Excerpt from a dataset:
——————————

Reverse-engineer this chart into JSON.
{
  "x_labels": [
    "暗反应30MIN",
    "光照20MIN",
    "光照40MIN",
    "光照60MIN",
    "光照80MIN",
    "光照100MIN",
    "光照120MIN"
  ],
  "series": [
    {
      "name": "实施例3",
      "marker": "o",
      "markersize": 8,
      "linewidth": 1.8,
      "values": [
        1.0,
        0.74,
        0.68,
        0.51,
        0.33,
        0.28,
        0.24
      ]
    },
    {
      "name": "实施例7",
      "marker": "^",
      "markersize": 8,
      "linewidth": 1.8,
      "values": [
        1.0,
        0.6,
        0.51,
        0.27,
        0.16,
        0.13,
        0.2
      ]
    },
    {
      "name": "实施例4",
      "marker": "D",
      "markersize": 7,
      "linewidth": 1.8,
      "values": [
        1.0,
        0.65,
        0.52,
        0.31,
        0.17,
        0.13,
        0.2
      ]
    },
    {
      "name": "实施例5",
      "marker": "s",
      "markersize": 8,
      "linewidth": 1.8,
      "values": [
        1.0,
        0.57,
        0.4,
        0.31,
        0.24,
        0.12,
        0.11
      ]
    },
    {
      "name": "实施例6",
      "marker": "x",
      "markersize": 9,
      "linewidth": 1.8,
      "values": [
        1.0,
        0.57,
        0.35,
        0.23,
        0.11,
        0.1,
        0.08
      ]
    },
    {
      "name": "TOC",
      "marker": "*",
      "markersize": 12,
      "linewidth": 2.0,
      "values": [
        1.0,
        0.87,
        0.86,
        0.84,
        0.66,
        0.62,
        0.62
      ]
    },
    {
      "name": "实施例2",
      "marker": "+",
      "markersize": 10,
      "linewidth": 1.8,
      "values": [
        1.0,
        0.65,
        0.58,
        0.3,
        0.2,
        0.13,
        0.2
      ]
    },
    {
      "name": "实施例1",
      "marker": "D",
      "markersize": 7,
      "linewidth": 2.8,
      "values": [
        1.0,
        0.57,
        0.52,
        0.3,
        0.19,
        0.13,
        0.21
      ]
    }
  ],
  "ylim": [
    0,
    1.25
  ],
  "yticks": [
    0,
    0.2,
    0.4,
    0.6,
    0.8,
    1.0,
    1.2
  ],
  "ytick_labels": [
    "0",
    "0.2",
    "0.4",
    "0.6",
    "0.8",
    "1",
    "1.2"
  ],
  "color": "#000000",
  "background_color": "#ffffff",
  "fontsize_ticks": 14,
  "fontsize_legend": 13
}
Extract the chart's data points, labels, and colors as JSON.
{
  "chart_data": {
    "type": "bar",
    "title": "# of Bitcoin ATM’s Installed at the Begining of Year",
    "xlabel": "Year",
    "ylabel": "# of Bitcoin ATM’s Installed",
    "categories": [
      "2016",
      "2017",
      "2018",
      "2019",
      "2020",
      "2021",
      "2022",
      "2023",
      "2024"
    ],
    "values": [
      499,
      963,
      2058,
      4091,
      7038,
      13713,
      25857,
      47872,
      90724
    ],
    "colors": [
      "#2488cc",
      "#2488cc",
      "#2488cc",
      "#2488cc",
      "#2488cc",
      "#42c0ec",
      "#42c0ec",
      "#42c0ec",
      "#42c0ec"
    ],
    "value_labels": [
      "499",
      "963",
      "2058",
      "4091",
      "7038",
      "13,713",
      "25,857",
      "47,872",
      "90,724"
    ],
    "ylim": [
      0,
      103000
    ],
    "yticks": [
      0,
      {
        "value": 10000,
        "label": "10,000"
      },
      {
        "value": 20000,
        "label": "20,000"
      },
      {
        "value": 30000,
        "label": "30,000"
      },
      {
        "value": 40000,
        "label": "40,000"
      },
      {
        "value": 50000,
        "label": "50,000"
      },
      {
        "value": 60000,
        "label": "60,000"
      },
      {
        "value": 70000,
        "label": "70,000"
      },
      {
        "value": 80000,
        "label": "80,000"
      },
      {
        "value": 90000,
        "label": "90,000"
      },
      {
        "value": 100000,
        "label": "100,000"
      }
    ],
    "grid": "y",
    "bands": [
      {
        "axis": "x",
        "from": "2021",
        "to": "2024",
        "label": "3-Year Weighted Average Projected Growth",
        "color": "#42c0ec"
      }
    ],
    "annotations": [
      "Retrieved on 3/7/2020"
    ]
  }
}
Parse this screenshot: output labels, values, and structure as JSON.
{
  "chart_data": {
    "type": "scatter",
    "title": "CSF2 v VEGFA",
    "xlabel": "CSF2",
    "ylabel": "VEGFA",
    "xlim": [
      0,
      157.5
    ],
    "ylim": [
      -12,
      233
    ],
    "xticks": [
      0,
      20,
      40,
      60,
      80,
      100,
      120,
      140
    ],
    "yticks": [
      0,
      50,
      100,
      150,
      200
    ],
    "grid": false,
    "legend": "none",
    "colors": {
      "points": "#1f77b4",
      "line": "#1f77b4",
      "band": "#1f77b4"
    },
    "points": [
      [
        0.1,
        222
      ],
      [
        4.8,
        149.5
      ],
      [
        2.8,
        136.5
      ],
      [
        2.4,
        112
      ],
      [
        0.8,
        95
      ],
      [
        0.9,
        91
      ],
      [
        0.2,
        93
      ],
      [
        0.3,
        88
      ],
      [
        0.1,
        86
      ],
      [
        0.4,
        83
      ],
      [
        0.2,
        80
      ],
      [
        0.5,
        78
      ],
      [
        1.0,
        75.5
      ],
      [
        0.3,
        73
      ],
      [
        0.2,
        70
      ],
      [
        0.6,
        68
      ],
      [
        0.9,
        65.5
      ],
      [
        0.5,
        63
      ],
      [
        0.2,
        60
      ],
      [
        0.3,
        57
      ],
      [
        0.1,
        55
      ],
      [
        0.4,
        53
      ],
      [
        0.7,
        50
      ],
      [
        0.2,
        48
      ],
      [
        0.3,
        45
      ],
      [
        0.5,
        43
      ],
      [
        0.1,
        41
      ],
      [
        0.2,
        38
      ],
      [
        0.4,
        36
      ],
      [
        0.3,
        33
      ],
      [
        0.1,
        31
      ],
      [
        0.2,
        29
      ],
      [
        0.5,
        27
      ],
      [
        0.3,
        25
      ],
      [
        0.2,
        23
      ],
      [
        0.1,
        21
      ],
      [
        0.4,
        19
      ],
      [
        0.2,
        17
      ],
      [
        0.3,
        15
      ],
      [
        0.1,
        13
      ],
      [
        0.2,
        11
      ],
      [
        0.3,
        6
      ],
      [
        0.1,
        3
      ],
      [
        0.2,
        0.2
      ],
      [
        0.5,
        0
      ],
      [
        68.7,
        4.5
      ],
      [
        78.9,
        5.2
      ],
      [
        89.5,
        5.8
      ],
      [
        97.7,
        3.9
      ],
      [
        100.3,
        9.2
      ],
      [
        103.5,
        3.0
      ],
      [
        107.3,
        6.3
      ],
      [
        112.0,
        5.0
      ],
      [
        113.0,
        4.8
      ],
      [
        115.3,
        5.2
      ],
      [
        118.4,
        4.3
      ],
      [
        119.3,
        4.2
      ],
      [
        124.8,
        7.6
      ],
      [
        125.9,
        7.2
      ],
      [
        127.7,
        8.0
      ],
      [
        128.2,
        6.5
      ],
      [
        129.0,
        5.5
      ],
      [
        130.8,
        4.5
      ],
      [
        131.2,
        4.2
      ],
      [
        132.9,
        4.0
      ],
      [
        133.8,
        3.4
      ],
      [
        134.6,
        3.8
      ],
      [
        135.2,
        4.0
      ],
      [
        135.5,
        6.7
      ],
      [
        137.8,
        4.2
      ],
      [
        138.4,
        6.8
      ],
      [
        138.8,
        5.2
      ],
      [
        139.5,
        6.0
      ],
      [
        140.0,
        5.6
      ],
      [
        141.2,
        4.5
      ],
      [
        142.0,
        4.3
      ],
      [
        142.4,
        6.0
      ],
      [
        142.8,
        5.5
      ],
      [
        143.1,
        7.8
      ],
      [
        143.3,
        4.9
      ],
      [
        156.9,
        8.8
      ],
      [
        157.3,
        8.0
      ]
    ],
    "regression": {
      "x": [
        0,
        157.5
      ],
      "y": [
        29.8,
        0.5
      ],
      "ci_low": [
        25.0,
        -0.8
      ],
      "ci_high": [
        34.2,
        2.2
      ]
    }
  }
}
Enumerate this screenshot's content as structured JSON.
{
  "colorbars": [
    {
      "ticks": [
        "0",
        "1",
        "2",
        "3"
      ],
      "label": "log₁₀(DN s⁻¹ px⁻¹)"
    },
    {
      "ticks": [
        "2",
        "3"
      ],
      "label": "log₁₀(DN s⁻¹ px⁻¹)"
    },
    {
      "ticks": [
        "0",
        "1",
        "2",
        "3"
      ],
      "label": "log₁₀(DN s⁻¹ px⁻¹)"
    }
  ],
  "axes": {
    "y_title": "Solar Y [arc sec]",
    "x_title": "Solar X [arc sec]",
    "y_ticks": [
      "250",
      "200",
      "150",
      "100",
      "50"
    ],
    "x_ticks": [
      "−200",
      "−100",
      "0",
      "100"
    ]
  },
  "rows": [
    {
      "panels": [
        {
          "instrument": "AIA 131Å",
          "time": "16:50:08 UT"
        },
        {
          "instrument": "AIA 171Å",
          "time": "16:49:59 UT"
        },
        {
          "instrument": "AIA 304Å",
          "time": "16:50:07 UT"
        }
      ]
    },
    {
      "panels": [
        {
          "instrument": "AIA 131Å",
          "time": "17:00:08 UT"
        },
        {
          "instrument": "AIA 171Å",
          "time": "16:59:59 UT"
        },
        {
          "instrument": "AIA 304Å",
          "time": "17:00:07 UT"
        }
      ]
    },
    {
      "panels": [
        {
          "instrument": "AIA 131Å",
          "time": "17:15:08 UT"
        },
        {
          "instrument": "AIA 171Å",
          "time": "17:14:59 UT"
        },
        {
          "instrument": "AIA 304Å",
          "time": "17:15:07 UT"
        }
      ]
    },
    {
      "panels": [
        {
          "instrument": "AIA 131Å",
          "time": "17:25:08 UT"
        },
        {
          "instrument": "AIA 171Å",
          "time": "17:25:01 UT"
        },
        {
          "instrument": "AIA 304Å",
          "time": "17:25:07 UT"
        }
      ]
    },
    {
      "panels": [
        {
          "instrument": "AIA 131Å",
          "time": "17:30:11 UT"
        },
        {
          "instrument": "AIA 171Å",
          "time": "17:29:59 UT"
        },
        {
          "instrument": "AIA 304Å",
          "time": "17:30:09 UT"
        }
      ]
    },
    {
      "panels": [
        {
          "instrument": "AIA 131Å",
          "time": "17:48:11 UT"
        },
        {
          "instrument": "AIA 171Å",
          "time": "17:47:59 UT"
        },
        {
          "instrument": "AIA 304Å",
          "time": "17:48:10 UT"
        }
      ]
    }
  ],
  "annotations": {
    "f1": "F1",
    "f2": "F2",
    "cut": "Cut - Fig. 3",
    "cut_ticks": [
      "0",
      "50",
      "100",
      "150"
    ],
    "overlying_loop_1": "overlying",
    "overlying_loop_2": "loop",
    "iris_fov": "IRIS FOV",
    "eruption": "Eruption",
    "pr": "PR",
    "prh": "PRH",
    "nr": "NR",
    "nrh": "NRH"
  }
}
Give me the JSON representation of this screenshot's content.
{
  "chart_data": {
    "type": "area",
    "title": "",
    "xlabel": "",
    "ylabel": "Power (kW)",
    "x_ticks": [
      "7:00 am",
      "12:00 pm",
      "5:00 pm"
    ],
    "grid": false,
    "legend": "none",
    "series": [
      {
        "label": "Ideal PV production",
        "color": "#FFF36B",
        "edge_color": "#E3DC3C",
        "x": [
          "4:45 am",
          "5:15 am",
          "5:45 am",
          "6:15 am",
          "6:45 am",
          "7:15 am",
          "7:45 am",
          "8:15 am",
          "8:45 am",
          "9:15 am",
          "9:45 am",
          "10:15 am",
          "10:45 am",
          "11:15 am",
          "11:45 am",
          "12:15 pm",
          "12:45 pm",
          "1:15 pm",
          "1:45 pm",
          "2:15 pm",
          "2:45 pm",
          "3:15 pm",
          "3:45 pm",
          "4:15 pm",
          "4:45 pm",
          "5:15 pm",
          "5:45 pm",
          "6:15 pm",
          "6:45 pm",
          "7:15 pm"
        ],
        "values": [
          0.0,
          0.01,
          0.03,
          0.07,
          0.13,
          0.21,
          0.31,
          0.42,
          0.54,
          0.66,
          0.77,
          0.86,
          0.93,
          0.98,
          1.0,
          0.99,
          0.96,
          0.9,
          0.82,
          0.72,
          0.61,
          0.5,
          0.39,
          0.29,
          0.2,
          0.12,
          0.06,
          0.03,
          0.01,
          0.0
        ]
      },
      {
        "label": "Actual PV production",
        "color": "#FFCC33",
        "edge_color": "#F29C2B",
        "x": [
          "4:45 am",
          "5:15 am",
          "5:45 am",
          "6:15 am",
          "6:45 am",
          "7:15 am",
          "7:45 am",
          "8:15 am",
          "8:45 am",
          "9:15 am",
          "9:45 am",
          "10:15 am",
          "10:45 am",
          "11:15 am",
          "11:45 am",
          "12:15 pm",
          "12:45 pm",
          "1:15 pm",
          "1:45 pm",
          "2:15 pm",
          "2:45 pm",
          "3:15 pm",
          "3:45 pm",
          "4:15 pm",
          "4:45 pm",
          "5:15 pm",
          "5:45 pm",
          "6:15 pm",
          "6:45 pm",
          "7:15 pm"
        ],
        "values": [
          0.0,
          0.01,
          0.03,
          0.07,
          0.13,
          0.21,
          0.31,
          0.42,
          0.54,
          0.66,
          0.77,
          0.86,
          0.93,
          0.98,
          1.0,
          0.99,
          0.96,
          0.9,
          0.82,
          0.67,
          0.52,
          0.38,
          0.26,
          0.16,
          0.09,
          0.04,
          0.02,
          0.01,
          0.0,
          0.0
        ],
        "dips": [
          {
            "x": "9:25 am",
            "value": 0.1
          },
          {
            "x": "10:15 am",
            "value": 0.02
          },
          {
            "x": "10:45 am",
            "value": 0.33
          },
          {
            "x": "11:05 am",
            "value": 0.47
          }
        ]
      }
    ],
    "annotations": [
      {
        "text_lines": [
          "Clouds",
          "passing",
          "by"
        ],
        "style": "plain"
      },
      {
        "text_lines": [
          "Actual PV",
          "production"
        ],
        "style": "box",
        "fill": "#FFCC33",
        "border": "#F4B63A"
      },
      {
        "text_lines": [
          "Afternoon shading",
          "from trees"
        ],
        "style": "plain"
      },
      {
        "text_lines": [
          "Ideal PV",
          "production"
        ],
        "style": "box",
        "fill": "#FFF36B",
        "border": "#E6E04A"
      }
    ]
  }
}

——————————

→ Directions
List every line above that contains the word "colors".

→ Result of this task
Extract the chart's data points, labels, and colors as JSON.
    "colors": [
    "colors": {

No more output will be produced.